▸ WORK INSTRUCTIONS
Determine how many lines include the string "handle". Output that number only.

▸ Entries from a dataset

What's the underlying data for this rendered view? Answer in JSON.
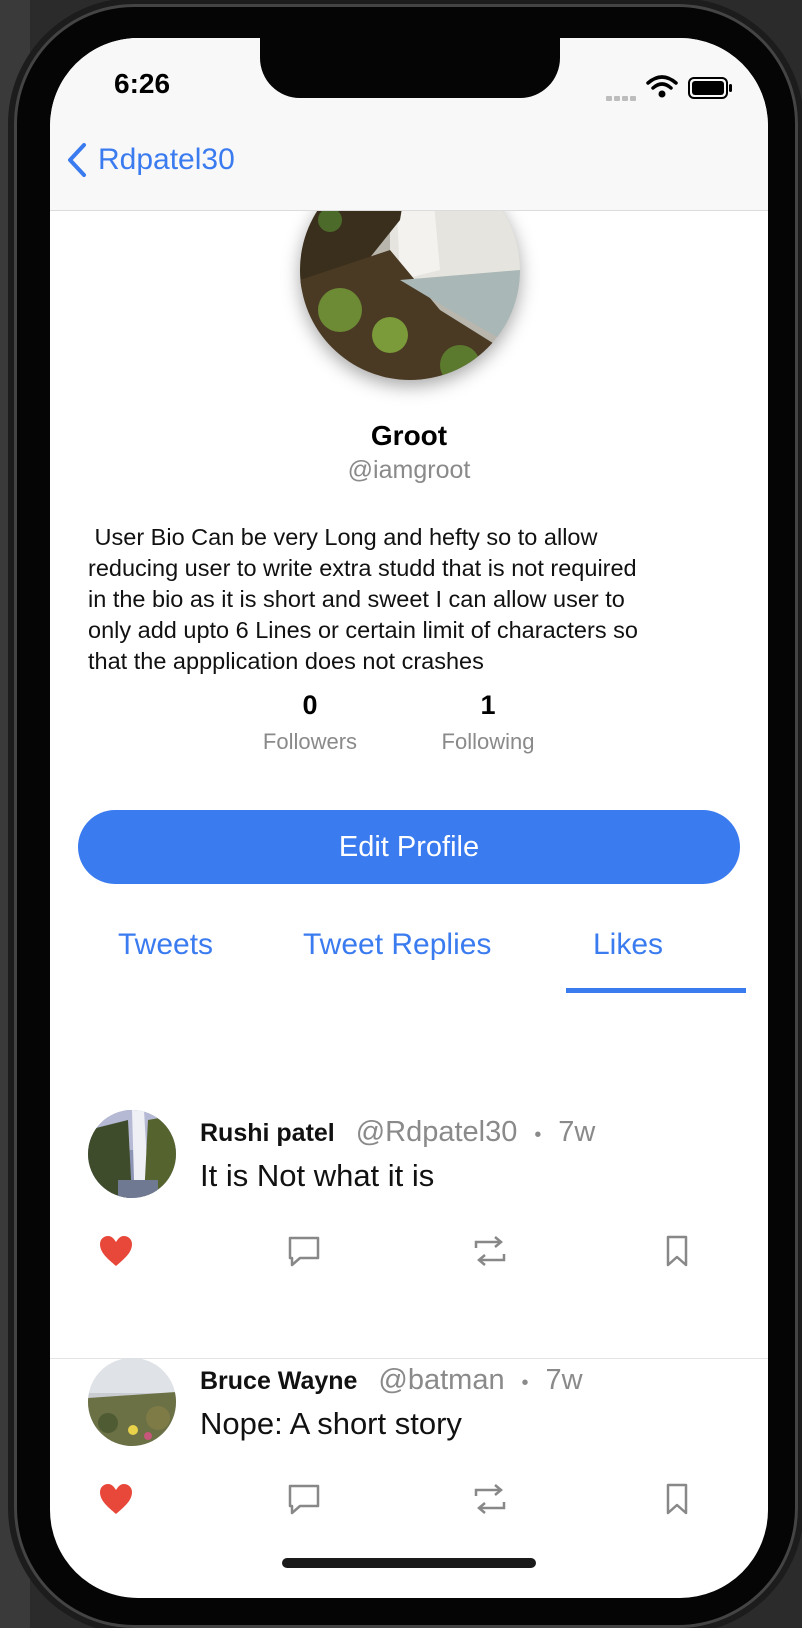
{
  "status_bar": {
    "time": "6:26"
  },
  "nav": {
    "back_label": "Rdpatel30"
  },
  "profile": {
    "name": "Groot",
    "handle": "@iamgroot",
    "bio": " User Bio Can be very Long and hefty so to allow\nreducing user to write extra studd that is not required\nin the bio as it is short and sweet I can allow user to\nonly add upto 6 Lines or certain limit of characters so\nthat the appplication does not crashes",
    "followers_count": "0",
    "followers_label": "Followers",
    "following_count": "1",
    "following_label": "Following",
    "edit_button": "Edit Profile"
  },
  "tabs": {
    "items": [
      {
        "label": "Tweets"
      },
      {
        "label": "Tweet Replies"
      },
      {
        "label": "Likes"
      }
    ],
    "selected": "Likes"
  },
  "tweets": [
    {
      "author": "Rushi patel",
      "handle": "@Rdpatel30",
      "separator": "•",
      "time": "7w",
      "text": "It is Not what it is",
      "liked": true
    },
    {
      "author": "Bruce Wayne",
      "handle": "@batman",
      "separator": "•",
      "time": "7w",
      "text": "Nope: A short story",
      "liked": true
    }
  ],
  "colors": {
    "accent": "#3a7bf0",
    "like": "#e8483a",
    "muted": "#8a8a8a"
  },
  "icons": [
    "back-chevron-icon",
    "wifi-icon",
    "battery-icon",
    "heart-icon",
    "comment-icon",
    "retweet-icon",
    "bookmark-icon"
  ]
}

▸ SOLUTION TO THE EXERCISE
3